Each entry below is to be duplicated verbatim.

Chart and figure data
━━━━━━━━━━━━━━━━

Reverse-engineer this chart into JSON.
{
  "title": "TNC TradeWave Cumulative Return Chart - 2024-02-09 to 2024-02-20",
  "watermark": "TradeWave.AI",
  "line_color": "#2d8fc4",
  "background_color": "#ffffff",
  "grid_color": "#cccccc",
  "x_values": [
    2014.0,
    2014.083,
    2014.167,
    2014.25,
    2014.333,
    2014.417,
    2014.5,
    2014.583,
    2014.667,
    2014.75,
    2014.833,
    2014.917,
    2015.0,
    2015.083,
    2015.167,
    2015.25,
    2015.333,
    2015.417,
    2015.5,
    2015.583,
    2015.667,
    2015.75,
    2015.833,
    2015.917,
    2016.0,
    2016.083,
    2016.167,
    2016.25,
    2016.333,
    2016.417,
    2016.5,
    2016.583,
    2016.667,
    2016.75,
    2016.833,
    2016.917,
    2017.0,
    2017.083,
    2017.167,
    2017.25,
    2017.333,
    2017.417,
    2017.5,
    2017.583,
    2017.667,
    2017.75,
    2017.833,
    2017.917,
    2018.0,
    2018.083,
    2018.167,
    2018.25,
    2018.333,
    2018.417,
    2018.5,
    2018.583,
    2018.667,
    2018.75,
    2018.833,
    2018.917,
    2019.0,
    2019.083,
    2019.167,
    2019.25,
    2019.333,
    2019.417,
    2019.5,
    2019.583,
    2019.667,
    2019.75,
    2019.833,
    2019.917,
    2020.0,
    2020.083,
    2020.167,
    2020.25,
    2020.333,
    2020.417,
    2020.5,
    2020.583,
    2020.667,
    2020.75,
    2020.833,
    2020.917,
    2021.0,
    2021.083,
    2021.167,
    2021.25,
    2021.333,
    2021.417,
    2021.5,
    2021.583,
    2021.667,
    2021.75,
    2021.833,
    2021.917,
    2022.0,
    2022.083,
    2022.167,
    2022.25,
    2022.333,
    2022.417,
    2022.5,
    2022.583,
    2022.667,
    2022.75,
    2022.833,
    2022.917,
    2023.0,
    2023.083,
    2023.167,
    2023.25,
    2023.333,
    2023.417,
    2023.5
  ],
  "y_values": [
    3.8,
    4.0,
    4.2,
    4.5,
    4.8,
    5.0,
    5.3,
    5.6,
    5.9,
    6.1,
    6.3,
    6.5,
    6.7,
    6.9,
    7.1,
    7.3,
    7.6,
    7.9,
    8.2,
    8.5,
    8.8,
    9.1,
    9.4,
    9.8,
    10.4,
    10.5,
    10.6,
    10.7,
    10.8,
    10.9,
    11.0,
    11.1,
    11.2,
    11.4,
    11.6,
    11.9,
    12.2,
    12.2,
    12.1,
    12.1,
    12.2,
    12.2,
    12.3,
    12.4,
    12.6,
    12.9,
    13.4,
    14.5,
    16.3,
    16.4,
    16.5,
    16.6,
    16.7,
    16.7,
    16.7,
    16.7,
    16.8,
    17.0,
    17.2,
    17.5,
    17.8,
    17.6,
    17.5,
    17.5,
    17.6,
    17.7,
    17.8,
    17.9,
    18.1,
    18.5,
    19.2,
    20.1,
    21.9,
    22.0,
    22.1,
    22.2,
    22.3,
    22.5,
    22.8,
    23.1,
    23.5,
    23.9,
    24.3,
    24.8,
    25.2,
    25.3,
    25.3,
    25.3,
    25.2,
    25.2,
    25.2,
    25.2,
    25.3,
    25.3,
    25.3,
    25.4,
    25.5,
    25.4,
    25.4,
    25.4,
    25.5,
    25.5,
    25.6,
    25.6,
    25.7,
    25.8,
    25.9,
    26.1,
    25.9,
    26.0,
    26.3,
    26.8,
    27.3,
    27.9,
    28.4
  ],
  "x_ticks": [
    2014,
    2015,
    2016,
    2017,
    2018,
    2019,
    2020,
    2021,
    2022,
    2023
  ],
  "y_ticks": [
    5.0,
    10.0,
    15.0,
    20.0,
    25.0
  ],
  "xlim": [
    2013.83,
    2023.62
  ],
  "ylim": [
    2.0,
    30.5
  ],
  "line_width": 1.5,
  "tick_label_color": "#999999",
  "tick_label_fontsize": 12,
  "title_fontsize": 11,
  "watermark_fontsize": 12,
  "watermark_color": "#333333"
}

━━━━━━━━━━━━━━━━

Final answer
Reverse-engineer this chart into JSON.
{
  "title": "TNC TradeWave Cumulative Return Chart - 2024-02-09 to 2024-02-20",
  "watermark": "TradeWave.AI",
  "line_color": "#2d8fc4",
  "background_color": "#ffffff",
  "grid_color": "#cccccc",
  "x_values": [
    2014.0,
    2014.083,
    2014.167,
    2014.25,
    2014.333,
    2014.417,
    2014.5,
    2014.583,
    2014.667,
    2014.75,
    2014.833,
    2014.917,
    2015.0,
    2015.083,
    2015.167,
    2015.25,
    2015.333,
    2015.417,
    2015.5,
    2015.583,
    2015.667,
    2015.75,
    2015.833,
    2015.917,
    2016.0,
    2016.083,
    2016.167,
    2016.25,
    2016.333,
    2016.417,
    2016.5,
    2016.583,
    2016.667,
    2016.75,
    2016.833,
    2016.917,
    2017.0,
    2017.083,
    2017.167,
    2017.25,
    2017.333,
    2017.417,
    2017.5,
    2017.583,
    2017.667,
    2017.75,
    2017.833,
    2017.917,
    2018.0,
    2018.083,
    2018.167,
    2018.25,
    2018.333,
    2018.417,
    2018.5,
    2018.583,
    2018.667,
    2018.75,
    2018.833,
    2018.917,
    2019.0,
    2019.083,
    2019.167,
    2019.25,
    2019.333,
    2019.417,
    2019.5,
    2019.583,
    2019.667,
    2019.75,
    2019.833,
    2019.917,
    2020.0,
    2020.083,
    2020.167,
    2020.25,
    2020.333,
    2020.417,
    2020.5,
    2020.583,
    2020.667,
    2020.75,
    2020.833,
    2020.917,
    2021.0,
    2021.083,
    2021.167,
    2021.25,
    2021.333,
    2021.417,
    2021.5,
    2021.583,
    2021.667,
    2021.75,
    2021.833,
    2021.917,
    2022.0,
    2022.083,
    2022.167,
    2022.25,
    2022.333,
    2022.417,
    2022.5,
    2022.583,
    2022.667,
    2022.75,
    2022.833,
    2022.917,
    2023.0,
    2023.083,
    2023.167,
    2023.25,
    2023.333,
    2023.417,
    2023.5
  ],
  "y_values": [
    3.8,
    4.0,
    4.2,
    4.5,
    4.8,
    5.0,
    5.3,
    5.6,
    5.9,
    6.1,
    6.3,
    6.5,
    6.7,
    6.9,
    7.1,
    7.3,
    7.6,
    7.9,
    8.2,
    8.5,
    8.8,
    9.1,
    9.4,
    9.8,
    10.4,
    10.5,
    10.6,
    10.7,
    10.8,
    10.9,
    11.0,
    11.1,
    11.2,
    11.4,
    11.6,
    11.9,
    12.2,
    12.2,
    12.1,
    12.1,
    12.2,
    12.2,
    12.3,
    12.4,
    12.6,
    12.9,
    13.4,
    14.5,
    16.3,
    16.4,
    16.5,
    16.6,
    16.7,
    16.7,
    16.7,
    16.7,
    16.8,
    17.0,
    17.2,
    17.5,
    17.8,
    17.6,
    17.5,
    17.5,
    17.6,
    17.7,
    17.8,
    17.9,
    18.1,
    18.5,
    19.2,
    20.1,
    21.9,
    22.0,
    22.1,
    22.2,
    22.3,
    22.5,
    22.8,
    23.1,
    23.5,
    23.9,
    24.3,
    24.8,
    25.2,
    25.3,
    25.3,
    25.3,
    25.2,
    25.2,
    25.2,
    25.2,
    25.3,
    25.3,
    25.3,
    25.4,
    25.5,
    25.4,
    25.4,
    25.4,
    25.5,
    25.5,
    25.6,
    25.6,
    25.7,
    25.8,
    25.9,
    26.1,
    25.9,
    26.0,
    26.3,
    26.8,
    27.3,
    27.9,
    28.4
  ],
  "x_ticks": [
    2014,
    2015,
    2016,
    2017,
    2018,
    2019,
    2020,
    2021,
    2022,
    2023
  ],
  "y_ticks": [
    5.0,
    10.0,
    15.0,
    20.0,
    25.0
  ],
  "xlim": [
    2013.83,
    2023.62
  ],
  "ylim": [
    2.0,
    30.5
  ],
  "line_width": 1.5,
  "tick_label_color": "#999999",
  "tick_label_fontsize": 12,
  "title_fontsize": 11,
  "watermark_fontsize": 12,
  "watermark_color": "#333333"
}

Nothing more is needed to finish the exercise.